- _What you will do_: Filter the records for lines holding the string "noise".

- _Data to use_:
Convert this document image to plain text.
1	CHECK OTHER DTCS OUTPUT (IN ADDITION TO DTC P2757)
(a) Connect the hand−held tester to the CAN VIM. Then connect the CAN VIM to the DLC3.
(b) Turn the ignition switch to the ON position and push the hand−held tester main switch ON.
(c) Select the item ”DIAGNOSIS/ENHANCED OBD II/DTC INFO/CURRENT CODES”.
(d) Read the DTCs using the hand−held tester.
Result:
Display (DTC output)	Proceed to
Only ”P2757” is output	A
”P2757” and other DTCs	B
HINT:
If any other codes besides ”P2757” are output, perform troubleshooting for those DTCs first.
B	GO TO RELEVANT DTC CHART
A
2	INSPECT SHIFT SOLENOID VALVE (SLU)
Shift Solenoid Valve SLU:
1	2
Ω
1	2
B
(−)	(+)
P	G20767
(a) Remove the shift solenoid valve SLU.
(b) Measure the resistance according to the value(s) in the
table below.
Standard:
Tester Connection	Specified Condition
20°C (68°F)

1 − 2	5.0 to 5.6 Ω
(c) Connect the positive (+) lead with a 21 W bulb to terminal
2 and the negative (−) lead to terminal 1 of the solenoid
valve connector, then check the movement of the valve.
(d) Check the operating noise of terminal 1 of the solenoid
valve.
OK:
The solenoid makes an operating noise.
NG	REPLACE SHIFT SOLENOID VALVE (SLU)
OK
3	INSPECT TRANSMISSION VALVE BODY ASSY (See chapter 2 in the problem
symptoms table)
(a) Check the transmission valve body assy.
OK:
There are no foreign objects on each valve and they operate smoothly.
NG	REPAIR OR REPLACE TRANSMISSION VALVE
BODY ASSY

- _Task response_:
(d) Check the operating noise of terminal 1 of the solenoid
The solenoid makes an operating noise.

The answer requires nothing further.